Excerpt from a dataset
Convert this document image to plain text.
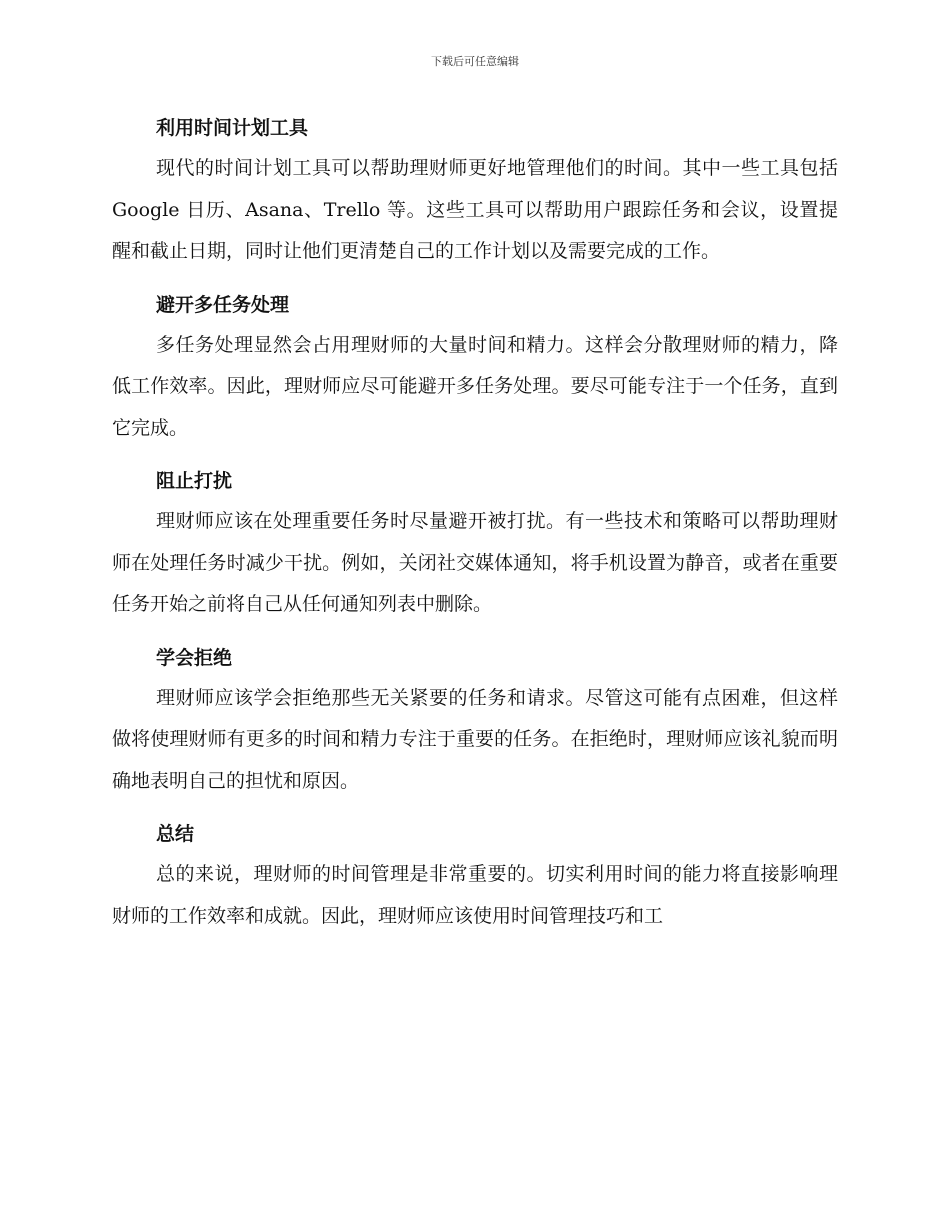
下载后可任意编辑
利用时间计划工具

现代的时间计划工具可以帮助理财师更好地管理他们的时间。其中一些工具包括 Google 日历、Asana、Trello 等。这些工具可以帮助用户跟踪任务和会议，设置提醒和截止日期，同时让他们更清楚自己的工作计划以及需要完成的工作。

避开多任务处理

多任务处理显然会占用理财师的大量时间和精力。这样会分散理财师的精力，降低工作效率。因此，理财师应尽可能避开多任务处理。要尽可能专注于一个任务，直到它完成。

阻止打扰

理财师应该在处理重要任务时尽量避开被打扰。有一些技术和策略可以帮助理财师在处理任务时减少干扰。例如，关闭社交媒体通知，将手机设置为静音，或者在重要任务开始之前将自己从任何通知列表中删除。

学会拒绝

理财师应该学会拒绝那些无关紧要的任务和请求。尽管这可能有点困难，但这样做将使理财师有更多的时间和精力专注于重要的任务。在拒绝时，理财师应该礼貌而明确地表明自己的担忧和原因。

总结

总的来说，理财师的时间管理是非常重要的。切实利用时间的能力将直接影响理财师的工作效率和成就。因此，理财师应该使用时间管理技巧和工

PROBLEM DETAILS | Output the lines above in full and exactly as given, omitting any pictures.

COMPLETED EXERCISE |
Convert this document image to plain text.
下载后可任意编辑
利用时间计划工具

现代的时间计划工具可以帮助理财师更好地管理他们的时间。其中一些工具包括 Google 日历、Asana、Trello 等。这些工具可以帮助用户跟踪任务和会议，设置提醒和截止日期，同时让他们更清楚自己的工作计划以及需要完成的工作。

避开多任务处理

多任务处理显然会占用理财师的大量时间和精力。这样会分散理财师的精力，降低工作效率。因此，理财师应尽可能避开多任务处理。要尽可能专注于一个任务，直到它完成。

阻止打扰

理财师应该在处理重要任务时尽量避开被打扰。有一些技术和策略可以帮助理财师在处理任务时减少干扰。例如，关闭社交媒体通知，将手机设置为静音，或者在重要任务开始之前将自己从任何通知列表中删除。

学会拒绝

理财师应该学会拒绝那些无关紧要的任务和请求。尽管这可能有点困难，但这样做将使理财师有更多的时间和精力专注于重要的任务。在拒绝时，理财师应该礼貌而明确地表明自己的担忧和原因。

总结

总的来说，理财师的时间管理是非常重要的。切实利用时间的能力将直接影响理财师的工作效率和成就。因此，理财师应该使用时间管理技巧和工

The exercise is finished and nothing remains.